--- BEGIN MATERIAL SUPPLIED ---
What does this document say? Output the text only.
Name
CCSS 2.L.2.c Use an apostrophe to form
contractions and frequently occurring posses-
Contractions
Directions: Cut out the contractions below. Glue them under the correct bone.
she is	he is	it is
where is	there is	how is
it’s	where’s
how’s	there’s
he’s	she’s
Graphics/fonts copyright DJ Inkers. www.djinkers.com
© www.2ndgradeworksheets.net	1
--- END MATERIAL SUPPLIED ---
> **STATED GOAL**
Return every record, word for word.

> **COMPLETED EXERCISE**
What does this document say? Output the text only.
Name
CCSS 2.L.2.c Use an apostrophe to form
contractions and frequently occurring posses-
Contractions
Directions: Cut out the contractions below. Glue them under the correct bone.
she is	he is	it is
where is	there is	how is
it’s	where’s
how’s	there’s
he’s	she’s
Graphics/fonts copyright DJ Inkers. www.djinkers.com
© www.2ndgradeworksheets.net	1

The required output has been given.